### MATERIAL TO PROCESS ###

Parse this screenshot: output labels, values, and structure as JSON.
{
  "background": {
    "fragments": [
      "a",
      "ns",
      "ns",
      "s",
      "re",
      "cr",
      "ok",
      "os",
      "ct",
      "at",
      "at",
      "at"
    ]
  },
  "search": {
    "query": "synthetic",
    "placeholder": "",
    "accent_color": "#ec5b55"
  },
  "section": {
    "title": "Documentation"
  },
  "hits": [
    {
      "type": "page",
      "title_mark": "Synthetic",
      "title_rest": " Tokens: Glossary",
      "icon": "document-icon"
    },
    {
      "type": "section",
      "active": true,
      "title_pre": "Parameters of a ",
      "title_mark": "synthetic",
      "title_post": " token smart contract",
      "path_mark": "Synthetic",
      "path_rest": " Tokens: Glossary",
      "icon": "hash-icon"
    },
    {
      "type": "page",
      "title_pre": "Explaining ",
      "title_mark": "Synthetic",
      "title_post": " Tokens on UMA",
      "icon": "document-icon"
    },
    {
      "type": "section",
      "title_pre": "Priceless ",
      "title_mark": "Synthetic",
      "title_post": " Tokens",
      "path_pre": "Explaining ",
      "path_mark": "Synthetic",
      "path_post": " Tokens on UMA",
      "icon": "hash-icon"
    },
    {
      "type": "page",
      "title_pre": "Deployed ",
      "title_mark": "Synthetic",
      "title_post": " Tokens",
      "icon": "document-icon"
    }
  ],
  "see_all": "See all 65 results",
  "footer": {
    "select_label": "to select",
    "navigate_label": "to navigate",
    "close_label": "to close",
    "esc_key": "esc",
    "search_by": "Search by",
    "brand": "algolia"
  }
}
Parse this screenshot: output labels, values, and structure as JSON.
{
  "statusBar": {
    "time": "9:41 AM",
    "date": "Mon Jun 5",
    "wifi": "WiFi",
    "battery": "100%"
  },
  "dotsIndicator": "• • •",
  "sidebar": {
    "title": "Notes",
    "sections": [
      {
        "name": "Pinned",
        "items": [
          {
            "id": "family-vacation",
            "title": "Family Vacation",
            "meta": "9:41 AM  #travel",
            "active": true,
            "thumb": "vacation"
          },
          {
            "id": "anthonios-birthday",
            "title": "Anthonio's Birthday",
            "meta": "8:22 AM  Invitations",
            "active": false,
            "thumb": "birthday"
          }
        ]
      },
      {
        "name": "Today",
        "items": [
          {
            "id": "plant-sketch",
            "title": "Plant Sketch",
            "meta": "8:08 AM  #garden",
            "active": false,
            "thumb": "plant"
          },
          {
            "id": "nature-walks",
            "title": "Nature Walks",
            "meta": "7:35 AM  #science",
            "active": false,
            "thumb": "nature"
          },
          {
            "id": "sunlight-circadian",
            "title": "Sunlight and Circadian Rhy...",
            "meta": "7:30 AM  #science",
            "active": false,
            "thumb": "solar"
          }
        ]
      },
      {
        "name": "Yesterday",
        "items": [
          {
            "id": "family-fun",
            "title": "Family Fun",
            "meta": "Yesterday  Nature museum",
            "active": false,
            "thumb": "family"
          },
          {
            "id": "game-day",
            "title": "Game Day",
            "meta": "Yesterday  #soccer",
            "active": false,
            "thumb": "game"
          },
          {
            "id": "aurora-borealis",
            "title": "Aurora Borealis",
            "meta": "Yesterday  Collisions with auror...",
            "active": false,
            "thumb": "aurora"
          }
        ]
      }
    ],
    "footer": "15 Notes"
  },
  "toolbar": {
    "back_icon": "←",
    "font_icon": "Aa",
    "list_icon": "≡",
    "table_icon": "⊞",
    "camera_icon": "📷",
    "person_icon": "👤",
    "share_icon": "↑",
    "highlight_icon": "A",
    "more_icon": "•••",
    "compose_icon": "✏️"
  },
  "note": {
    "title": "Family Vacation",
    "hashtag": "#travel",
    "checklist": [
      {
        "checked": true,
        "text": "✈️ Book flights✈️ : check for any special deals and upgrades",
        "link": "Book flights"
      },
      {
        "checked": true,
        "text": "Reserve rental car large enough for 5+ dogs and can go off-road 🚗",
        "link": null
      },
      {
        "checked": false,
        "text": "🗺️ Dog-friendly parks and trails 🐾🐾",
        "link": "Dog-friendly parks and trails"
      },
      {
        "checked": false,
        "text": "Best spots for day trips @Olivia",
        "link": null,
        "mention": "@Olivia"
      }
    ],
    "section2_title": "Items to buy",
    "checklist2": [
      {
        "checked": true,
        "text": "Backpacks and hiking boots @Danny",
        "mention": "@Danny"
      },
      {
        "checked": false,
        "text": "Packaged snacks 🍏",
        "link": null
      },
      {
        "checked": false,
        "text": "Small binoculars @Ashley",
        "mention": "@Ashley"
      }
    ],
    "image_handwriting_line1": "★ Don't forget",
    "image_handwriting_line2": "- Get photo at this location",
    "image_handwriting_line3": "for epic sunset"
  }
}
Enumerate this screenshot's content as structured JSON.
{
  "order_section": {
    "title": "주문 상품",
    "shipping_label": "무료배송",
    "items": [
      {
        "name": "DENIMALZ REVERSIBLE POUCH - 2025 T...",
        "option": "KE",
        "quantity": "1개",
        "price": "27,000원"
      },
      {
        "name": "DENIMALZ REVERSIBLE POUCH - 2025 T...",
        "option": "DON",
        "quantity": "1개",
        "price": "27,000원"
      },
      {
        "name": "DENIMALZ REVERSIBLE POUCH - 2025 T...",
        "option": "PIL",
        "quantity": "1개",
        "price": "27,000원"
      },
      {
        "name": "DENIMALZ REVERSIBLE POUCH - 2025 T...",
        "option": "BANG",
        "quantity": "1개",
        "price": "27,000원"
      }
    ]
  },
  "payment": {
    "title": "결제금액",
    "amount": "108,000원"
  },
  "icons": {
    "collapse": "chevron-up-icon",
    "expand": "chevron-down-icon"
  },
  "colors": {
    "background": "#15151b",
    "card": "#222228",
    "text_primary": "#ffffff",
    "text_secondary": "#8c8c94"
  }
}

###

### WHAT IS ASKED
Transcribe all the entries, keeping each one exactly as it is.

### RESULT BELOW
Parse this screenshot: output labels, values, and structure as JSON.
{
  "background": {
    "fragments": [
      "a",
      "ns",
      "ns",
      "s",
      "re",
      "cr",
      "ok",
      "os",
      "ct",
      "at",
      "at",
      "at"
    ]
  },
  "search": {
    "query": "synthetic",
    "placeholder": "",
    "accent_color": "#ec5b55"
  },
  "section": {
    "title": "Documentation"
  },
  "hits": [
    {
      "type": "page",
      "title_mark": "Synthetic",
      "title_rest": " Tokens: Glossary",
      "icon": "document-icon"
    },
    {
      "type": "section",
      "active": true,
      "title_pre": "Parameters of a ",
      "title_mark": "synthetic",
      "title_post": " token smart contract",
      "path_mark": "Synthetic",
      "path_rest": " Tokens: Glossary",
      "icon": "hash-icon"
    },
    {
      "type": "page",
      "title_pre": "Explaining ",
      "title_mark": "Synthetic",
      "title_post": " Tokens on UMA",
      "icon": "document-icon"
    },
    {
      "type": "section",
      "title_pre": "Priceless ",
      "title_mark": "Synthetic",
      "title_post": " Tokens",
      "path_pre": "Explaining ",
      "path_mark": "Synthetic",
      "path_post": " Tokens on UMA",
      "icon": "hash-icon"
    },
    {
      "type": "page",
      "title_pre": "Deployed ",
      "title_mark": "Synthetic",
      "title_post": " Tokens",
      "icon": "document-icon"
    }
  ],
  "see_all": "See all 65 results",
  "footer": {
    "select_label": "to select",
    "navigate_label": "to navigate",
    "close_label": "to close",
    "esc_key": "esc",
    "search_by": "Search by",
    "brand": "algolia"
  }
}
Parse this screenshot: output labels, values, and structure as JSON.
{
  "statusBar": {
    "time": "9:41 AM",
    "date": "Mon Jun 5",
    "wifi": "WiFi",
    "battery": "100%"
  },
  "dotsIndicator": "• • •",
  "sidebar": {
    "title": "Notes",
    "sections": [
      {
        "name": "Pinned",
        "items": [
          {
            "id": "family-vacation",
            "title": "Family Vacation",
            "meta": "9:41 AM  #travel",
            "active": true,
            "thumb": "vacation"
          },
          {
            "id": "anthonios-birthday",
            "title": "Anthonio's Birthday",
            "meta": "8:22 AM  Invitations",
            "active": false,
            "thumb": "birthday"
          }
        ]
      },
      {
        "name": "Today",
        "items": [
          {
            "id": "plant-sketch",
            "title": "Plant Sketch",
            "meta": "8:08 AM  #garden",
            "active": false,
            "thumb": "plant"
          },
          {
            "id": "nature-walks",
            "title": "Nature Walks",
            "meta": "7:35 AM  #science",
            "active": false,
            "thumb": "nature"
          },
          {
            "id": "sunlight-circadian",
            "title": "Sunlight and Circadian Rhy...",
            "meta": "7:30 AM  #science",
            "active": false,
            "thumb": "solar"
          }
        ]
      },
      {
        "name": "Yesterday",
        "items": [
          {
            "id": "family-fun",
            "title": "Family Fun",
            "meta": "Yesterday  Nature museum",
            "active": false,
            "thumb": "family"
          },
          {
            "id": "game-day",
            "title": "Game Day",
            "meta": "Yesterday  #soccer",
            "active": false,
            "thumb": "game"
          },
          {
            "id": "aurora-borealis",
            "title": "Aurora Borealis",
            "meta": "Yesterday  Collisions with auror...",
            "active": false,
            "thumb": "aurora"
          }
        ]
      }
    ],
    "footer": "15 Notes"
  },
  "toolbar": {
    "back_icon": "←",
    "font_icon": "Aa",
    "list_icon": "≡",
    "table_icon": "⊞",
    "camera_icon": "📷",
    "person_icon": "👤",
    "share_icon": "↑",
    "highlight_icon": "A",
    "more_icon": "•••",
    "compose_icon": "✏️"
  },
  "note": {
    "title": "Family Vacation",
    "hashtag": "#travel",
    "checklist": [
      {
        "checked": true,
        "text": "✈️ Book flights✈️ : check for any special deals and upgrades",
        "link": "Book flights"
      },
      {
        "checked": true,
        "text": "Reserve rental car large enough for 5+ dogs and can go off-road 🚗",
        "link": null
      },
      {
        "checked": false,
        "text": "🗺️ Dog-friendly parks and trails 🐾🐾",
        "link": "Dog-friendly parks and trails"
      },
      {
        "checked": false,
        "text": "Best spots for day trips @Olivia",
        "link": null,
        "mention": "@Olivia"
      }
    ],
    "section2_title": "Items to buy",
    "checklist2": [
      {
        "checked": true,
        "text": "Backpacks and hiking boots @Danny",
        "mention": "@Danny"
      },
      {
        "checked": false,
        "text": "Packaged snacks 🍏",
        "link": null
      },
      {
        "checked": false,
        "text": "Small binoculars @Ashley",
        "mention": "@Ashley"
      }
    ],
    "image_handwriting_line1": "★ Don't forget",
    "image_handwriting_line2": "- Get photo at this location",
    "image_handwriting_line3": "for epic sunset"
  }
}
Enumerate this screenshot's content as structured JSON.
{
  "order_section": {
    "title": "주문 상품",
    "shipping_label": "무료배송",
    "items": [
      {
        "name": "DENIMALZ REVERSIBLE POUCH - 2025 T...",
        "option": "KE",
        "quantity": "1개",
        "price": "27,000원"
      },
      {
        "name": "DENIMALZ REVERSIBLE POUCH - 2025 T...",
        "option": "DON",
        "quantity": "1개",
        "price": "27,000원"
      },
      {
        "name": "DENIMALZ REVERSIBLE POUCH - 2025 T...",
        "option": "PIL",
        "quantity": "1개",
        "price": "27,000원"
      },
      {
        "name": "DENIMALZ REVERSIBLE POUCH - 2025 T...",
        "option": "BANG",
        "quantity": "1개",
        "price": "27,000원"
      }
    ]
  },
  "payment": {
    "title": "결제금액",
    "amount": "108,000원"
  },
  "icons": {
    "collapse": "chevron-up-icon",
    "expand": "chevron-down-icon"
  },
  "colors": {
    "background": "#15151b",
    "card": "#222228",
    "text_primary": "#ffffff",
    "text_secondary": "#8c8c94"
  }
}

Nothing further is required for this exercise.